[Start of Records shown]

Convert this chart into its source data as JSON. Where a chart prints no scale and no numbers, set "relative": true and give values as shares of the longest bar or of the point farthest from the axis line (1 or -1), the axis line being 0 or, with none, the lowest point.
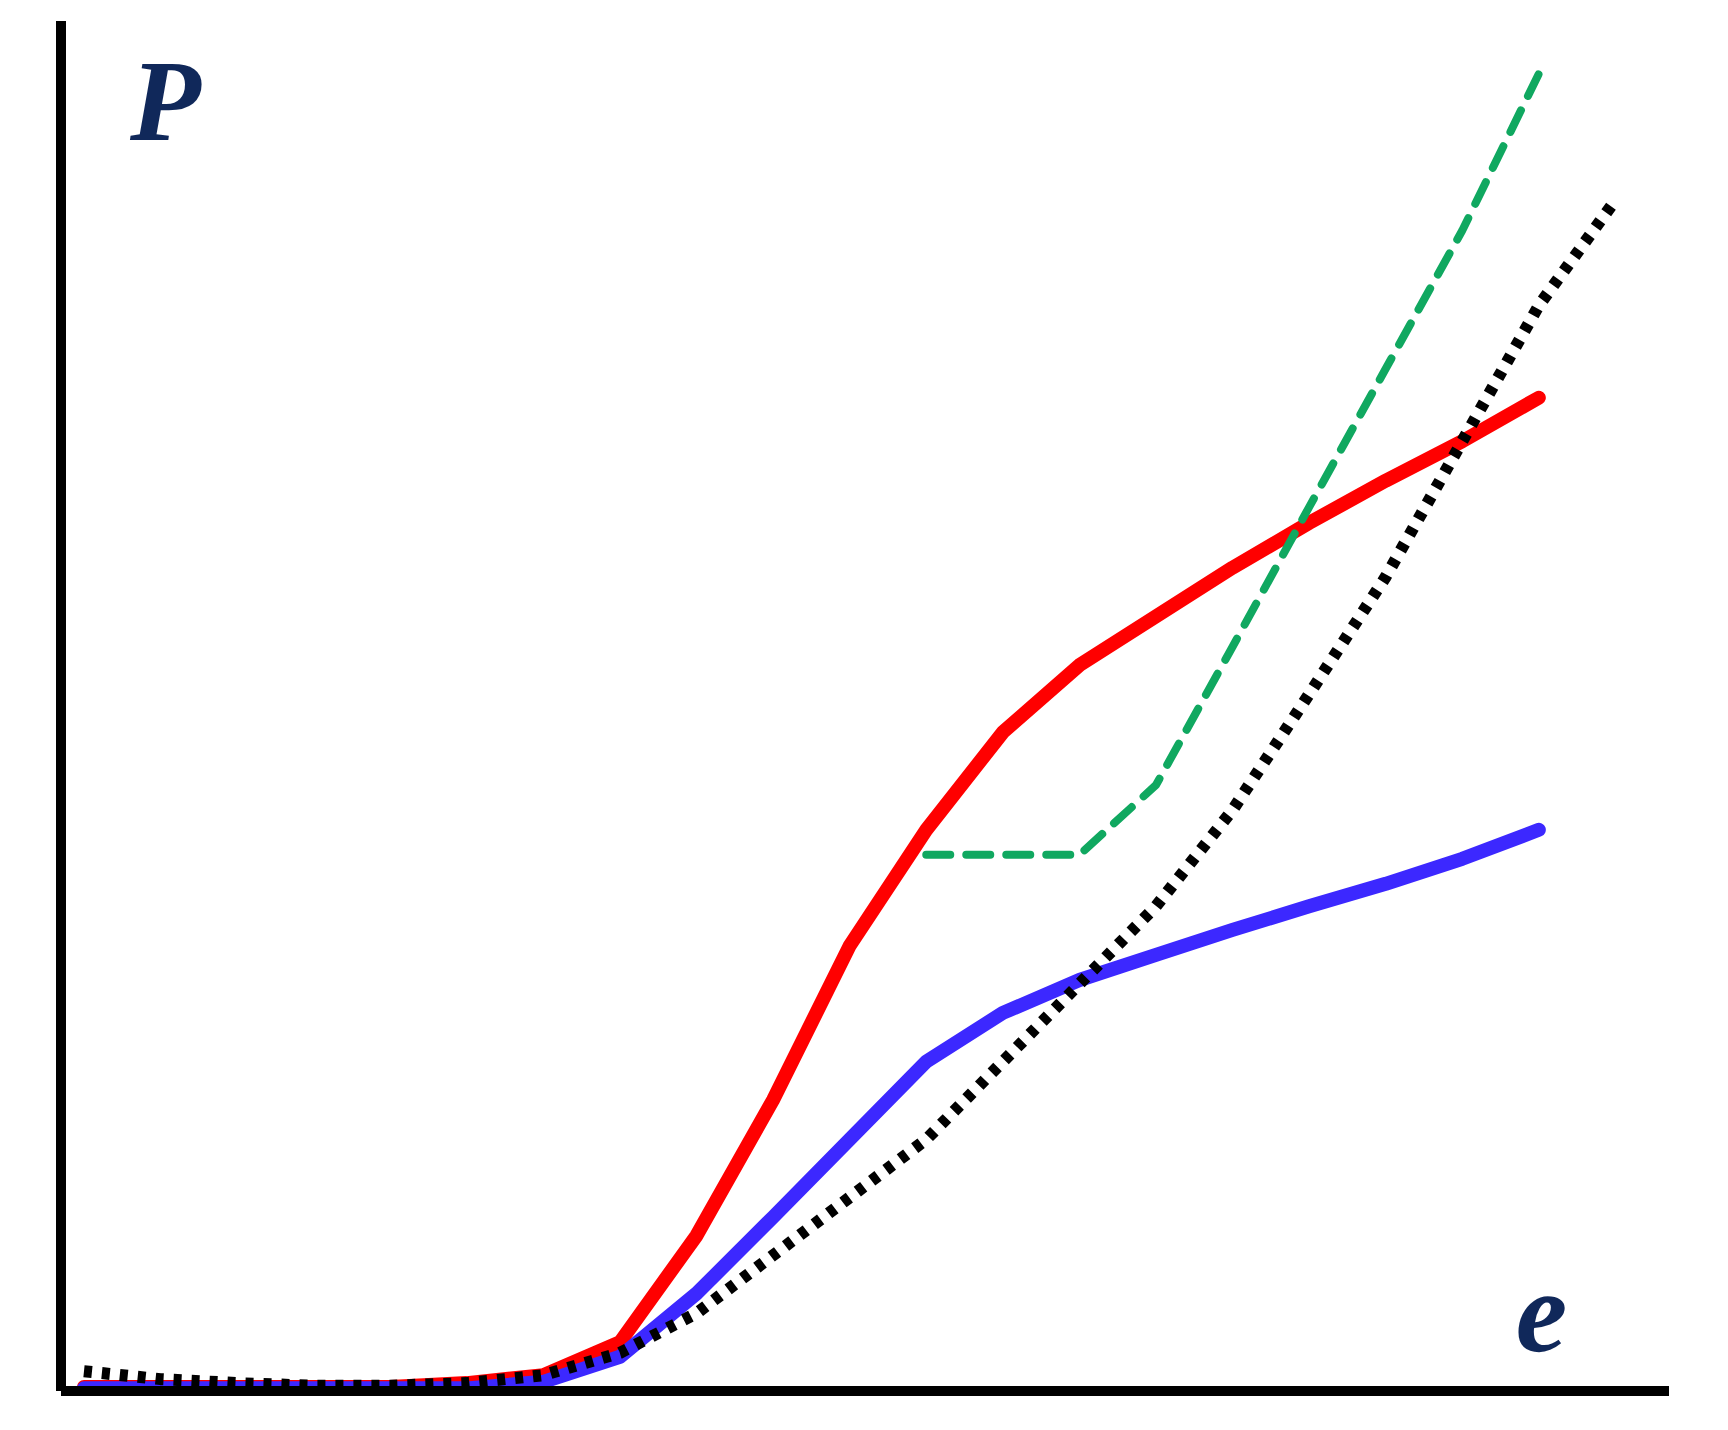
{
  "chart_data": {
    "type": "line",
    "relative": true,
    "xlabel": "e",
    "ylabel": "P",
    "categories": [
      null,
      null,
      null,
      null,
      null,
      null,
      null,
      null,
      null,
      null,
      null,
      null,
      null,
      null,
      null,
      null,
      null,
      null,
      null,
      null,
      null
    ],
    "series": [
      {
        "color": "#000000",
        "line_style": "dotted",
        "values": [
          0.015,
          0.009,
          0.006,
          0.004,
          0.004,
          0.006,
          0.012,
          0.029,
          0.059,
          0.103,
          0.147,
          0.191,
          0.25,
          0.309,
          0.368,
          0.441,
          0.529,
          0.618,
          0.721,
          0.824,
          0.904
        ]
      },
      {
        "color": "#ff0000",
        "line_style": "solid",
        "values": [
          0.003,
          0.003,
          0.003,
          0.003,
          0.003,
          0.006,
          0.012,
          0.037,
          0.118,
          0.221,
          0.338,
          0.426,
          0.5,
          0.551,
          0.588,
          0.625,
          0.659,
          0.691,
          0.721,
          0.754,
          null
        ]
      },
      {
        "color": "#3c28ff",
        "line_style": "solid",
        "values": [
          0.002,
          0.002,
          0.002,
          0.002,
          0.002,
          0.002,
          0.007,
          0.026,
          0.074,
          0.132,
          0.191,
          0.25,
          0.287,
          0.312,
          0.331,
          0.35,
          0.368,
          0.385,
          0.404,
          0.426,
          null
        ]
      },
      {
        "color": "#10a860",
        "line_style": "dashed",
        "values": [
          null,
          null,
          null,
          null,
          null,
          null,
          null,
          null,
          null,
          null,
          null,
          0.407,
          0.407,
          0.407,
          0.46,
          0.565,
          0.671,
          0.776,
          0.881,
          1.0,
          null
        ]
      }
    ]
  }
}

[End of Records shown]

Exercise task:
All of the entries above should be duplicated exactly, except for the pictures.

Solution to this problem:
Convert this chart into its source data as JSON. Where a chart prints no scale and no numbers, set "relative": true and give values as shares of the longest bar or of the point farthest from the axis line (1 or -1), the axis line being 0 or, with none, the lowest point.
{
  "chart_data": {
    "type": "line",
    "relative": true,
    "xlabel": "e",
    "ylabel": "P",
    "categories": [
      null,
      null,
      null,
      null,
      null,
      null,
      null,
      null,
      null,
      null,
      null,
      null,
      null,
      null,
      null,
      null,
      null,
      null,
      null,
      null,
      null
    ],
    "series": [
      {
        "color": "#000000",
        "line_style": "dotted",
        "values": [
          0.015,
          0.009,
          0.006,
          0.004,
          0.004,
          0.006,
          0.012,
          0.029,
          0.059,
          0.103,
          0.147,
          0.191,
          0.25,
          0.309,
          0.368,
          0.441,
          0.529,
          0.618,
          0.721,
          0.824,
          0.904
        ]
      },
      {
        "color": "#ff0000",
        "line_style": "solid",
        "values": [
          0.003,
          0.003,
          0.003,
          0.003,
          0.003,
          0.006,
          0.012,
          0.037,
          0.118,
          0.221,
          0.338,
          0.426,
          0.5,
          0.551,
          0.588,
          0.625,
          0.659,
          0.691,
          0.721,
          0.754,
          null
        ]
      },
      {
        "color": "#3c28ff",
        "line_style": "solid",
        "values": [
          0.002,
          0.002,
          0.002,
          0.002,
          0.002,
          0.002,
          0.007,
          0.026,
          0.074,
          0.132,
          0.191,
          0.25,
          0.287,
          0.312,
          0.331,
          0.35,
          0.368,
          0.385,
          0.404,
          0.426,
          null
        ]
      },
      {
        "color": "#10a860",
        "line_style": "dashed",
        "values": [
          null,
          null,
          null,
          null,
          null,
          null,
          null,
          null,
          null,
          null,
          null,
          0.407,
          0.407,
          0.407,
          0.46,
          0.565,
          0.671,
          0.776,
          0.881,
          1.0,
          null
        ]
      }
    ]
  }
}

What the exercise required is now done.